To do:
(a) In the September essay, repeat the passage that begins with the words "I talked and" and ends after the words "at all. None.".
(b) According to the September essay, how did the narrator and the narrator's father come to watch a Brooklyn Dodgers game from Walter O'Malley's box seats? Answer in one to three sentences.

— start of Excerpt —

Sunday, August 29, 2010

Ed Lowe, Himself: SEPTEMBER

Ed Lowe, Himself: SEPTEMBER: "September. I don’t remember all that much about September, 1950, the year I started school. I lived in Amityville. I know Harry Truman w..."

Friday, August 27, 2010

SEPTEMBER

September. I don’t remember all that much about September, 1950, the year I started school.

I lived in Amityville.

I know Harry Truman was the president in 1950, but my guess is, I picked that up later, maybe even this month, from a book entitled, “Truman,” by David McCullough.

I’m kidding, of course. I knew about Truman before this book, and maybe I even knew it then, too, but I don’t remember thinking about it then.

By this time that year, I had fairly well familiarized myself with our new house and environs. We had moved from a studio apartment over my aunt and uncles Norman Avenue garage the previous summer, (where, incidentally, I’d lived my whole life, as far as I knew) to a brand new house on Hamilton Street, maybe four blocks North.

Kids magically appeared on Hamilton Street, but I thought slowly. The first, my predecessor, was Bonnie Jeanne Schaztel. I was the second kid on Hamilton Street. Bonnie’s sister, Elizabeth (Libby) when she was born, was third. After that, a whole flood of kids arrived.

During what passes for public speaking engagements, I’ve said that Bonnie Jeanne and I played, “Cow-[pause] persons and [pause] Native-Americans,” together. “We had different names for them, of course,” I say, to stretch the laugh. “I don’t remember them.”

If you do it right, as if you’ve just thought of it and were careful not to offend, you can get two good laughs out of it; even three, if you smile and let the audience know you planned it that way all the while.

I didn’t know I’d spent the better part of 30 years becoming increasingly comfortable standing in front of people telling stories of my life. One story sort of led naturally into the other, I thought, until a comedian friend complimented me on my, “Callbacks,” as if I intended something.

“What’s a callback?” I said.

He explained that you set the story up so that you’re going to come back to a phrase or a repeated memory long after the audience heard it the first time. That’s a callback.

I started out one story with the fact that I was a Brooklyn Dodger fan. Walter O’Malley, owner of the Brooklyn Dodgers, had a summer house in Amityville, and used to give the Amityville cops home game tickets to his box seats, when he wasn’t going to be in town.

“What’s a box?” I asked my Amityville cop father.

“Box Seats. We’re in Mr. O’Malley’s Box Seats. Watch the game. There’s your hero, look! Gil Hodges.”

“Box Seats. Oh.” There was no box.

I talked and talked, about teaching, advertising, and somehow got the story around to the Suffolk Sun, 1969. I was going to ask for a job there, despite the fact that had I no journalism background at all. None.

— end of Excerpt —
— start of Information given —

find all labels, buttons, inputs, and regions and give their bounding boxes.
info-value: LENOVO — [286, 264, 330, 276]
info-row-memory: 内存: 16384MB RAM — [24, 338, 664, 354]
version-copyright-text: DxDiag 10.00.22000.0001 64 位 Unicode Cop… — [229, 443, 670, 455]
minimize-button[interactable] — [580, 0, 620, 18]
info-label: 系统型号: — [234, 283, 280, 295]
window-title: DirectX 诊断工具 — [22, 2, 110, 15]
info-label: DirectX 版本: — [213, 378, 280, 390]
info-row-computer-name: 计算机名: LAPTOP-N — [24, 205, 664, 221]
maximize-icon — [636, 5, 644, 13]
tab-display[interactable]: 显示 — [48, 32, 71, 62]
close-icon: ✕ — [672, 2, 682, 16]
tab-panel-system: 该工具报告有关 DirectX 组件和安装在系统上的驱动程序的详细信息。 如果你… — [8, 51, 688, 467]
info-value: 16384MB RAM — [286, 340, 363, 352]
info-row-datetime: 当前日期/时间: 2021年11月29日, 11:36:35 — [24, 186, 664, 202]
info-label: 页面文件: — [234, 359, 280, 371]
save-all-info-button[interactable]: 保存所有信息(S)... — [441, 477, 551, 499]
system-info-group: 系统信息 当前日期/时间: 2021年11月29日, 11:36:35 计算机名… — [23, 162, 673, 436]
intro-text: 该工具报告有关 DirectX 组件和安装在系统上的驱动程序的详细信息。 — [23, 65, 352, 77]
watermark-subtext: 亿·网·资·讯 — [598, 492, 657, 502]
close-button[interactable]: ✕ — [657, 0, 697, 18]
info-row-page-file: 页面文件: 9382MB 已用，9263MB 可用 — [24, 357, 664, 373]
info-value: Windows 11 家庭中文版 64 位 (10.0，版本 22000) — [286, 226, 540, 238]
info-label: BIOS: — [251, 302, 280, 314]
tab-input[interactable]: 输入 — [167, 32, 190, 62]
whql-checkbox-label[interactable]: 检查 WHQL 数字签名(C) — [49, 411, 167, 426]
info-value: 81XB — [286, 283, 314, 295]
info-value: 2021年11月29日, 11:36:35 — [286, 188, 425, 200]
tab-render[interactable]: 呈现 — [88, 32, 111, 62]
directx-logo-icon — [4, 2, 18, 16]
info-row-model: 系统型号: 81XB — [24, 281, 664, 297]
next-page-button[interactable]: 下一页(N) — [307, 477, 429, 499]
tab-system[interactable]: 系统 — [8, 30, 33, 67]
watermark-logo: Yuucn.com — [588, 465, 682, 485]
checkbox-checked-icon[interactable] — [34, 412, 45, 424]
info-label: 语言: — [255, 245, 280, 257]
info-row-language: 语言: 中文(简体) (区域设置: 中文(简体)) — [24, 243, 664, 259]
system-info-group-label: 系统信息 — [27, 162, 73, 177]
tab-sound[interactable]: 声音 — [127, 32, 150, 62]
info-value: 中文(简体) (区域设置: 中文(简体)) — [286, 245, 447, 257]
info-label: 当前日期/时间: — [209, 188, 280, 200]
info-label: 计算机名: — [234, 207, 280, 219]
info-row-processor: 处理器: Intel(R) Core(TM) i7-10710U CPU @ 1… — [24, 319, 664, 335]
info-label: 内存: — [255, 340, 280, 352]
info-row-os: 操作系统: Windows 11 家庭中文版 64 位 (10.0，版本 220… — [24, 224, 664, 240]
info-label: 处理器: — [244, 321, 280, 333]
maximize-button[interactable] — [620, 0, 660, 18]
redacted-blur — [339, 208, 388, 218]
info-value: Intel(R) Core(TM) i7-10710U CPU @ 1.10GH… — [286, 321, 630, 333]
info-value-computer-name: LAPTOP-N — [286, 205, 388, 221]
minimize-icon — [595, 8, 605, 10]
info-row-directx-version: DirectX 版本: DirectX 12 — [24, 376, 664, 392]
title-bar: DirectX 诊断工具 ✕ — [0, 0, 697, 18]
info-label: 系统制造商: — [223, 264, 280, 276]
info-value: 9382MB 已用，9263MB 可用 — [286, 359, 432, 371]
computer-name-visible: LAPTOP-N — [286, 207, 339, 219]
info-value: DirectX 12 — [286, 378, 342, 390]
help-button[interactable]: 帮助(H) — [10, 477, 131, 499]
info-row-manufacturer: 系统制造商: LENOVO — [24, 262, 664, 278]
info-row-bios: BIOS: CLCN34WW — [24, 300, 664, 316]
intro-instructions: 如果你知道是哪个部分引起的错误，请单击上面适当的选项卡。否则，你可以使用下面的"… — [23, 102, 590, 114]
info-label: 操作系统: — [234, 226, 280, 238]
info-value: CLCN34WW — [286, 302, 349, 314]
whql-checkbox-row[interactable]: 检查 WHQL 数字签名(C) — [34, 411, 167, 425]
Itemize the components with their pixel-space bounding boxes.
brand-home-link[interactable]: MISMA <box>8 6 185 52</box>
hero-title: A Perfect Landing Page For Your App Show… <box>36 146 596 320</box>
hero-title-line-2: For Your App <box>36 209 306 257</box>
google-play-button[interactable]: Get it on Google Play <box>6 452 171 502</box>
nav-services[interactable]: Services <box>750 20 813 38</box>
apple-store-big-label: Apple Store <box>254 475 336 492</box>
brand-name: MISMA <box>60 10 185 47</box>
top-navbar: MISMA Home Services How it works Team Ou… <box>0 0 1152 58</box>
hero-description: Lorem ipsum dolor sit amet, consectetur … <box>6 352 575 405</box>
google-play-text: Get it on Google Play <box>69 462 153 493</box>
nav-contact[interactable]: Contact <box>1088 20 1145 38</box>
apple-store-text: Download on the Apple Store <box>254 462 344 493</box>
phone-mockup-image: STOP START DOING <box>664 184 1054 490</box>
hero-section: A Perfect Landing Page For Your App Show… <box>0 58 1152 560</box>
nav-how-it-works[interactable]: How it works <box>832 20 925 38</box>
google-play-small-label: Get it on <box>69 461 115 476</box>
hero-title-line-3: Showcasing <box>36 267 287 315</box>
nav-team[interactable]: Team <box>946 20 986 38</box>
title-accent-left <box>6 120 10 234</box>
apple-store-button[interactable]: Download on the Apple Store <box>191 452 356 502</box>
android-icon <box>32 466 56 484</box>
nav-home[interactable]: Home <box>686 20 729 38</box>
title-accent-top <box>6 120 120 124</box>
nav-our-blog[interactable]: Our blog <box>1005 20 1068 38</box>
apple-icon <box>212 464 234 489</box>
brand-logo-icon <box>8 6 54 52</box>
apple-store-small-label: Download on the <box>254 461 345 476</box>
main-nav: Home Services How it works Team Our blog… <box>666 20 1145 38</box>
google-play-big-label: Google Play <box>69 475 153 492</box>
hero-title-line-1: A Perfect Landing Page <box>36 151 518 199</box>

— end of Information given —

Results:
(a)
I talked and talked, about teaching, advertising, and somehow got the story around to the Suffolk Sun, 1969. I was going to ask for a job there, despite the fact that had I no journalism background at all. None.

(b) Walter O'Malley, the Dodgers' owner, had a summer house in Amityville and gave the Amityville police tickets to his box seats for home games when he would be out of town. The narrator's father was an Amityville police officer.